• DIRECTIONS: Duplicate every line of the data below verbatim, leaving out the pictures.

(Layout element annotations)

[start]

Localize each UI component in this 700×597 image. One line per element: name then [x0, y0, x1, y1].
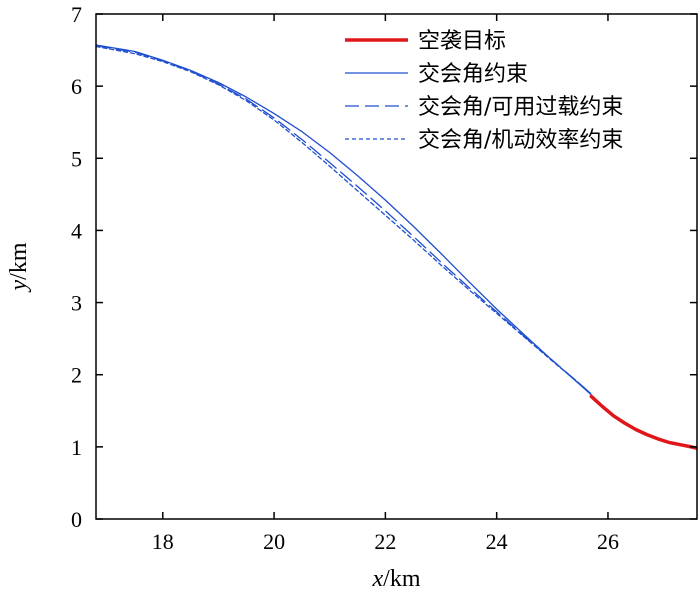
x-tick-label: 26 [597, 529, 619, 554]
x-tick-label: 24 [486, 529, 508, 554]
series-line-0 [589, 394, 697, 451]
y-tick-label: 1 [71, 435, 82, 460]
y-axis: 0 1 2 3 4 5 6 7 [71, 2, 697, 532]
y-tick-label: 2 [71, 363, 82, 388]
y-tick-label: 6 [71, 74, 82, 99]
series-line-3 [96, 45, 592, 395]
y-axis-title: y/km [6, 242, 32, 292]
x-tick-label: 18 [152, 529, 174, 554]
plot-frame [95, 13, 698, 520]
x-axis-unit: /km [383, 566, 421, 592]
x-tick-label: 20 [263, 529, 285, 554]
x-tick-label: 22 [374, 529, 396, 554]
y-tick-label: 3 [71, 291, 82, 316]
x-axis-variable: x [372, 566, 384, 592]
legend-label-1: 交会角约束 [418, 62, 528, 87]
y-tick-label: 0 [71, 507, 82, 532]
series-line-1 [96, 44, 592, 396]
x-axis: 18 20 22 24 26 [152, 14, 619, 554]
plot-area [96, 44, 697, 451]
y-tick-label: 5 [71, 146, 82, 171]
y-axis-variable: y [6, 280, 32, 293]
legend-label-2: 交会角/可用过载约束 [418, 95, 623, 120]
y-tick-label: 4 [71, 218, 82, 243]
x-axis-title: x/km [372, 566, 421, 592]
legend-label-3: 交会角/机动效率约束 [418, 128, 623, 153]
legend-label-0: 空袭目标 [418, 29, 506, 54]
y-axis-unit: /km [6, 242, 32, 280]
y-tick-label: 7 [71, 2, 82, 27]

[end]

• THE OUTPUT:
Localize each UI component in this 700×597 image. One line per element: name then [x0, y0, x1, y1].
x-tick-label: 26 [597, 529, 619, 554]
x-tick-label: 24 [486, 529, 508, 554]
series-line-0 [589, 394, 697, 451]
y-tick-label: 1 [71, 435, 82, 460]
y-axis: 0 1 2 3 4 5 6 7 [71, 2, 697, 532]
y-tick-label: 2 [71, 363, 82, 388]
y-tick-label: 6 [71, 74, 82, 99]
series-line-3 [96, 45, 592, 395]
y-axis-title: y/km [6, 242, 32, 292]
x-tick-label: 18 [152, 529, 174, 554]
plot-frame [95, 13, 698, 520]
x-axis-unit: /km [383, 566, 421, 592]
x-tick-label: 20 [263, 529, 285, 554]
x-tick-label: 22 [374, 529, 396, 554]
y-tick-label: 3 [71, 291, 82, 316]
x-axis-variable: x [372, 566, 384, 592]
legend-label-1: 交会角约束 [418, 62, 528, 87]
y-tick-label: 0 [71, 507, 82, 532]
series-line-1 [96, 44, 592, 396]
x-axis: 18 20 22 24 26 [152, 14, 619, 554]
plot-area [96, 44, 697, 451]
y-tick-label: 5 [71, 146, 82, 171]
y-axis-variable: y [6, 280, 32, 293]
legend-label-2: 交会角/可用过载约束 [418, 95, 623, 120]
y-tick-label: 4 [71, 218, 82, 243]
x-axis-title: x/km [372, 566, 421, 592]
legend-label-3: 交会角/机动效率约束 [418, 128, 623, 153]
legend-label-0: 空袭目标 [418, 29, 506, 54]
y-axis-unit: /km [6, 242, 32, 280]
y-tick-label: 7 [71, 2, 82, 27]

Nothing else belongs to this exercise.